- _JOB_: Provide only the number of lines where "Current" occurs.

Structured figure records:
━━━━━━━━━━━━━━━━━━━━━━━━━━━━━━

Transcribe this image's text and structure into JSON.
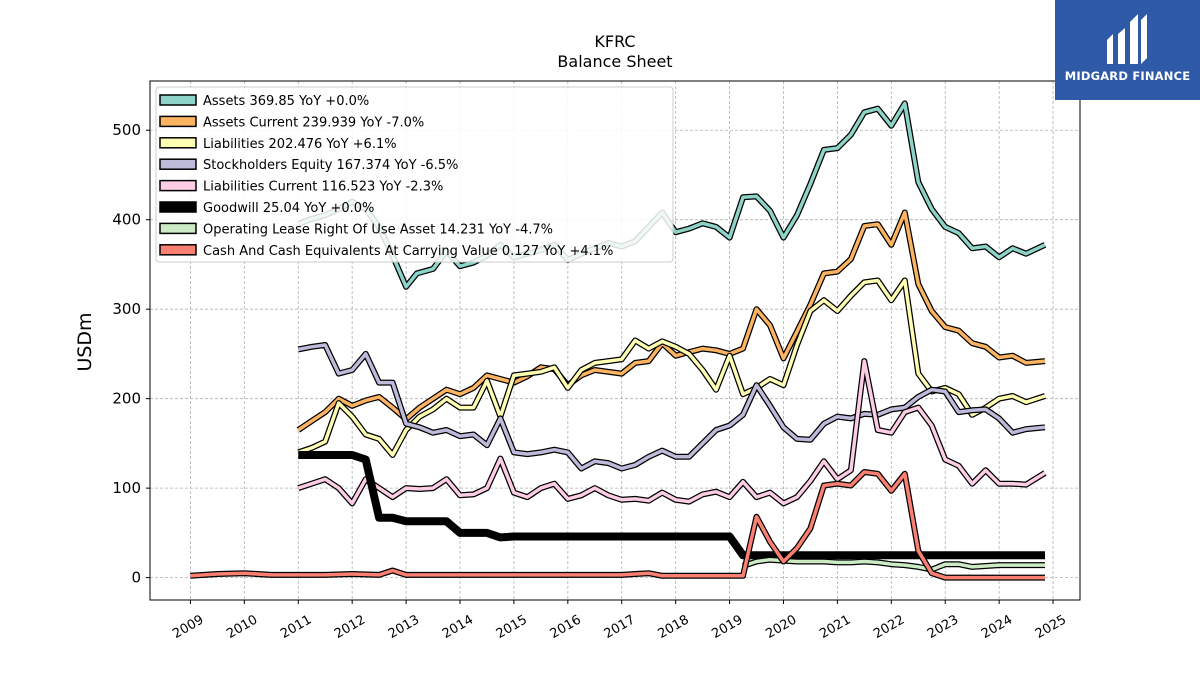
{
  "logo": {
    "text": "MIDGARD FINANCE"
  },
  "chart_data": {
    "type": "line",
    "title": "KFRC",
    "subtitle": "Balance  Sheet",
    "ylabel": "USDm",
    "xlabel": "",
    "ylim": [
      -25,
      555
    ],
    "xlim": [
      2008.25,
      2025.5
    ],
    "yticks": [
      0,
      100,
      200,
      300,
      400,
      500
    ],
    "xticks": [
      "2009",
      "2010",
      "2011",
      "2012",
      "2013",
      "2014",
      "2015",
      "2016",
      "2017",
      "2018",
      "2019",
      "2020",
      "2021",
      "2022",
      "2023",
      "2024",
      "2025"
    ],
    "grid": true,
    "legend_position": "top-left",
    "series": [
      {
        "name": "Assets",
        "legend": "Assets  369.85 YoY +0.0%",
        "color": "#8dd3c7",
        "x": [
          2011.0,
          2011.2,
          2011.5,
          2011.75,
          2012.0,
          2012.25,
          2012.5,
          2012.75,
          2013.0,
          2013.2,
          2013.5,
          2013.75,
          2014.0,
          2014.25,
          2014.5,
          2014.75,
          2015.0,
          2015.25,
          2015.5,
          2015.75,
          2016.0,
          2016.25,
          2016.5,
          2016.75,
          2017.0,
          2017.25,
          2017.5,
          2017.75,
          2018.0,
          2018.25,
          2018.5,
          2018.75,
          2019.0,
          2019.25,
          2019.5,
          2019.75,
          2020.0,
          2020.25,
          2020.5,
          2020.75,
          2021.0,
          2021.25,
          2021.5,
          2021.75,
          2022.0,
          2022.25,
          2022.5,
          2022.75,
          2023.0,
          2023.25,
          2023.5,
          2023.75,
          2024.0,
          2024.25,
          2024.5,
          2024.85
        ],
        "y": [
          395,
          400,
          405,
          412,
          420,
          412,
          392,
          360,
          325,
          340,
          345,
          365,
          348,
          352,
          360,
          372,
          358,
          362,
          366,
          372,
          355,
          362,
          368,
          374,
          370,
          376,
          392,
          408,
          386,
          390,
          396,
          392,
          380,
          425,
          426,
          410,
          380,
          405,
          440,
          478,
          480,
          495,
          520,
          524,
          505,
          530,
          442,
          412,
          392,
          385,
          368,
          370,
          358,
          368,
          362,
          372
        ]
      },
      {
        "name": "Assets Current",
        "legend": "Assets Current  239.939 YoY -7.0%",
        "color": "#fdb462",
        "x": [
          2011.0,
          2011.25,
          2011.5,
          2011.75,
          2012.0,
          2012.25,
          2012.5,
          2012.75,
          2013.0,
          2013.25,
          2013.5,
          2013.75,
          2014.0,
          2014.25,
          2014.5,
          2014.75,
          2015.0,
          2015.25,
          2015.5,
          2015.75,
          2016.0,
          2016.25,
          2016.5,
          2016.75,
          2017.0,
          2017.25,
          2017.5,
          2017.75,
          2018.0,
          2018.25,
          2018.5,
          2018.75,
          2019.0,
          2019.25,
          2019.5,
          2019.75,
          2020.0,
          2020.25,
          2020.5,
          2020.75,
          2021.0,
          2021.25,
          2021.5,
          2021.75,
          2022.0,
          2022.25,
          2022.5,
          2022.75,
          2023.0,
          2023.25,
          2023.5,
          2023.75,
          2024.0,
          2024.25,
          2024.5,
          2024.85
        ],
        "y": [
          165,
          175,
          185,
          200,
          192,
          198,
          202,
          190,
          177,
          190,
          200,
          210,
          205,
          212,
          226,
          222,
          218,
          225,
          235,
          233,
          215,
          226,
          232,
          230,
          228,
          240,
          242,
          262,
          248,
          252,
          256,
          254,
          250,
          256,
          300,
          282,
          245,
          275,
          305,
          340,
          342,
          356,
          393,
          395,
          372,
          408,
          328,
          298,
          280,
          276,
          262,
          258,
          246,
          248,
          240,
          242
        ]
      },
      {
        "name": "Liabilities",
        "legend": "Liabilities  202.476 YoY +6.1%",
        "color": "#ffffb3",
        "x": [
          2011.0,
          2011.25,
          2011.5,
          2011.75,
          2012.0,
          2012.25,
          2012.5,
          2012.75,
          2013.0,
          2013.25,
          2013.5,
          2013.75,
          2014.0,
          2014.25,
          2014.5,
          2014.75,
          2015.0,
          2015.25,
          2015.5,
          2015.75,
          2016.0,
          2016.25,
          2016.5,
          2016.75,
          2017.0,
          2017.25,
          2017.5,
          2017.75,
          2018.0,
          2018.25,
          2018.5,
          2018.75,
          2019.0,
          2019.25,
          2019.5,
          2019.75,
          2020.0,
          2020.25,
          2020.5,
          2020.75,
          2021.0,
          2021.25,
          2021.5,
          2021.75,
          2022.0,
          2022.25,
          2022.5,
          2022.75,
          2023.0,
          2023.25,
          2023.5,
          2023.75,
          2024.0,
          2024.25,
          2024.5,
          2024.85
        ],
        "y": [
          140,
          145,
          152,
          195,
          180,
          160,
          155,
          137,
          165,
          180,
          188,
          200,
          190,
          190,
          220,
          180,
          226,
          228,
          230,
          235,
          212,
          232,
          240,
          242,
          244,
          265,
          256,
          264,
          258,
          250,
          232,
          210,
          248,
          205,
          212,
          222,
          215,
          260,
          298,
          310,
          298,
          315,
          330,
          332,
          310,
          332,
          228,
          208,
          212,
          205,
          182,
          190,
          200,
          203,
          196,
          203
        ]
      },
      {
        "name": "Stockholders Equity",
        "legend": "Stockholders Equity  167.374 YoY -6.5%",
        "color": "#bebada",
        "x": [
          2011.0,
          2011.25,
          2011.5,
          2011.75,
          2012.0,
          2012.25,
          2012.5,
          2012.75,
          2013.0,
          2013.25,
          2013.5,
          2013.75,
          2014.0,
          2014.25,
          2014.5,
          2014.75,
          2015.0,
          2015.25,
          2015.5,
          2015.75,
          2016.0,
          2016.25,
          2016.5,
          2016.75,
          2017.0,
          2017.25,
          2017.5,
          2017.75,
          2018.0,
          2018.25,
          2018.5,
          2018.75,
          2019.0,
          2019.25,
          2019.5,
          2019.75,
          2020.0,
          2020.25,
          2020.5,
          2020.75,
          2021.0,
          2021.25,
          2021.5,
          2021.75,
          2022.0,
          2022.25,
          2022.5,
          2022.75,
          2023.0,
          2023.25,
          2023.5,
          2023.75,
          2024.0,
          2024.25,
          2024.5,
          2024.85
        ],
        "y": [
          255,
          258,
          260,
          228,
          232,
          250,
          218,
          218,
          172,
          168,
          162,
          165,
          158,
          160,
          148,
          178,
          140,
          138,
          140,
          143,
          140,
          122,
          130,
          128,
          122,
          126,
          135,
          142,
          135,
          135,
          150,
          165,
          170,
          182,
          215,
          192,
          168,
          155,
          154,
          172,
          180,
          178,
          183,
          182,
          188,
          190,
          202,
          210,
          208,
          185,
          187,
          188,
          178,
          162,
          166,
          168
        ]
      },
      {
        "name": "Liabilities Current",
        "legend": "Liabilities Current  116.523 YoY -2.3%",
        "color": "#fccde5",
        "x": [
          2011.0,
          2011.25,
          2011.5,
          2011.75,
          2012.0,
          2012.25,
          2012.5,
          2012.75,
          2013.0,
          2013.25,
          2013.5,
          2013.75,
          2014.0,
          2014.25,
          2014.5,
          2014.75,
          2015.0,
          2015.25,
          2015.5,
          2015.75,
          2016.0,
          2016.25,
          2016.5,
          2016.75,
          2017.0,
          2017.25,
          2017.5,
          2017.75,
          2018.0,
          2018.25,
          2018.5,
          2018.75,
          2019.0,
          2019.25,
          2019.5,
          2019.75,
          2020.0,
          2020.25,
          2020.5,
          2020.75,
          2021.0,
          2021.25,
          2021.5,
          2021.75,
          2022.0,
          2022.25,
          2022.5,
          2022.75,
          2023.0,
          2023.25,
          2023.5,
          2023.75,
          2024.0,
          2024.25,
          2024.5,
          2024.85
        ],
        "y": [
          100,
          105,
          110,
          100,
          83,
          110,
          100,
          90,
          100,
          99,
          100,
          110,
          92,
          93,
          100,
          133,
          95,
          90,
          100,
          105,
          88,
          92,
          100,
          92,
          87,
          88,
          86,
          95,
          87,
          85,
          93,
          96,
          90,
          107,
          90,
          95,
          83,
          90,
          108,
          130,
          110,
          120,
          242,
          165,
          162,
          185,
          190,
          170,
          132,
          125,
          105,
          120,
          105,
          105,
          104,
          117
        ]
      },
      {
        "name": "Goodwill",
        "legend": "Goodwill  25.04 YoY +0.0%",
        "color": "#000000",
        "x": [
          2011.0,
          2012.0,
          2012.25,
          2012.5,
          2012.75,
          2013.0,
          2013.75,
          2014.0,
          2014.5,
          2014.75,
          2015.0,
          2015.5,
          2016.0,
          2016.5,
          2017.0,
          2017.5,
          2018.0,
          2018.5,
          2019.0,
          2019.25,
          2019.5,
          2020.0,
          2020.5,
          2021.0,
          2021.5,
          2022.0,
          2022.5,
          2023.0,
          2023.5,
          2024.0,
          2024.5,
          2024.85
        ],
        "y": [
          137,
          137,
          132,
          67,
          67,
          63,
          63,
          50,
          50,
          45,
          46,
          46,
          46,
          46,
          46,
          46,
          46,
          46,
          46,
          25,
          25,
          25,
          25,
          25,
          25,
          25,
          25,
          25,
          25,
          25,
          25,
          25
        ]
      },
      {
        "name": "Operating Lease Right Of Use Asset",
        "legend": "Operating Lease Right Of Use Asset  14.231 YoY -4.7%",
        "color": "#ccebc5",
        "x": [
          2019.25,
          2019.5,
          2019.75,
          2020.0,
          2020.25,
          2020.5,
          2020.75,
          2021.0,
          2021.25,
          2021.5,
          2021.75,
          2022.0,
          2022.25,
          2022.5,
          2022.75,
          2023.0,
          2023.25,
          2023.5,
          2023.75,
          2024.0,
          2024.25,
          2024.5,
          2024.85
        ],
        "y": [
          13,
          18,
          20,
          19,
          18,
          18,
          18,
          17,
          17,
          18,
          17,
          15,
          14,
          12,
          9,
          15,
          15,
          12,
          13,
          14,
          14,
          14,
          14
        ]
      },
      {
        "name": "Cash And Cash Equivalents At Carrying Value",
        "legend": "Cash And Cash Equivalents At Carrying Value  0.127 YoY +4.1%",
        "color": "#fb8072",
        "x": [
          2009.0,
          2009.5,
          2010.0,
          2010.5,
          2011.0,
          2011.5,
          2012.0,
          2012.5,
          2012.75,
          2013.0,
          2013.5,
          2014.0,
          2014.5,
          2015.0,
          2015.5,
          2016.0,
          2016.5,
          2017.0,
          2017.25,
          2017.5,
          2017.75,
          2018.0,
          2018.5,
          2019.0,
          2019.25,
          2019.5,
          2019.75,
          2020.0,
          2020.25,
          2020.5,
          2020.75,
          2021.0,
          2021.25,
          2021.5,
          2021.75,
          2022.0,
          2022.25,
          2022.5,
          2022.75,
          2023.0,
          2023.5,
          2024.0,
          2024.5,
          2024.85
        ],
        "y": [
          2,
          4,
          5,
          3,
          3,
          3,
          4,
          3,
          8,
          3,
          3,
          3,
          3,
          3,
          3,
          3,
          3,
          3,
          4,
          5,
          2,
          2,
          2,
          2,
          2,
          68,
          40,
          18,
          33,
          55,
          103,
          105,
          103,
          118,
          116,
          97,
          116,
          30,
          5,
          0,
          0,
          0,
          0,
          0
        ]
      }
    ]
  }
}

━━━━━━━━━━━━━━━━━━━━━━━━━━━━━━

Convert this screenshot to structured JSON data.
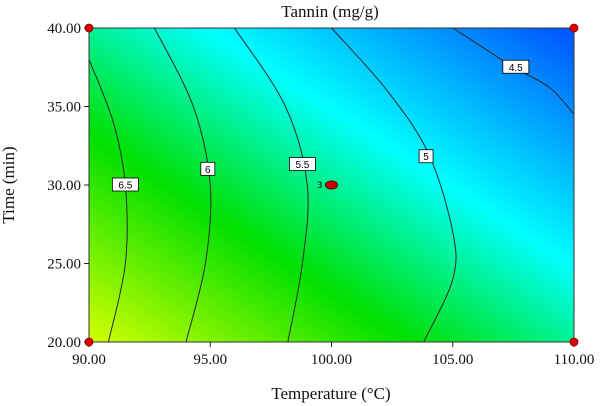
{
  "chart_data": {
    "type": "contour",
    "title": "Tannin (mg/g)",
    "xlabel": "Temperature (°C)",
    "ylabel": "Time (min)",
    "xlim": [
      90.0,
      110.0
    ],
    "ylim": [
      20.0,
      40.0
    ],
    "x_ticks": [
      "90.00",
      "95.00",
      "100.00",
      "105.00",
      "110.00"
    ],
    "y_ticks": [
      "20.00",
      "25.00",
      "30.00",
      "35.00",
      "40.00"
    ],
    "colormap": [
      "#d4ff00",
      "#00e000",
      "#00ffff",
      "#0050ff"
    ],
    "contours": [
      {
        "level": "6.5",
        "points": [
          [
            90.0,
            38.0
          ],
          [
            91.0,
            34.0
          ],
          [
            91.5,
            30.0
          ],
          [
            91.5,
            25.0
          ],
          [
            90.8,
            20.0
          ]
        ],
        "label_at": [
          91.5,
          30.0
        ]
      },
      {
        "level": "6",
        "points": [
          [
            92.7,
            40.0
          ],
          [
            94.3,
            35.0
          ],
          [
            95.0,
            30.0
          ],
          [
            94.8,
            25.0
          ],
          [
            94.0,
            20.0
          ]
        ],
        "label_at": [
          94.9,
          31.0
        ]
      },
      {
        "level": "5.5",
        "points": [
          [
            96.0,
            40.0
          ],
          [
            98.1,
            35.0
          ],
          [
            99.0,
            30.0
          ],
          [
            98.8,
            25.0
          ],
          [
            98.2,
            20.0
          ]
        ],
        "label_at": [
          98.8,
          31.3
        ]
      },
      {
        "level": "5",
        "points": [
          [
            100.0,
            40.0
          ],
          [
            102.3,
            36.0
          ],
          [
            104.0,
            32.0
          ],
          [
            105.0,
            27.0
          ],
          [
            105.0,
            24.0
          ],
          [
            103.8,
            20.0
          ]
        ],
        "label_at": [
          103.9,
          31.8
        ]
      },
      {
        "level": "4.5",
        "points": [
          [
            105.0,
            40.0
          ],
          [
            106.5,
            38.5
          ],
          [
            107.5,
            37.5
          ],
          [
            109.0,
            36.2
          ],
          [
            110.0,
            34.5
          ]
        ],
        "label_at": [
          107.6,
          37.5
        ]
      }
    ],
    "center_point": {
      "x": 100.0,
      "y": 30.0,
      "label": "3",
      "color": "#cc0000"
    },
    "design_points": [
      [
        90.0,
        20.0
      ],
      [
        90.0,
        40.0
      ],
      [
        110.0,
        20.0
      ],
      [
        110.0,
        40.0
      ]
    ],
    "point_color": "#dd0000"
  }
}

━━━━━━━━━━━━━━━━━━━━━━━━━━━━━━

- _FINAL RESULT_: 4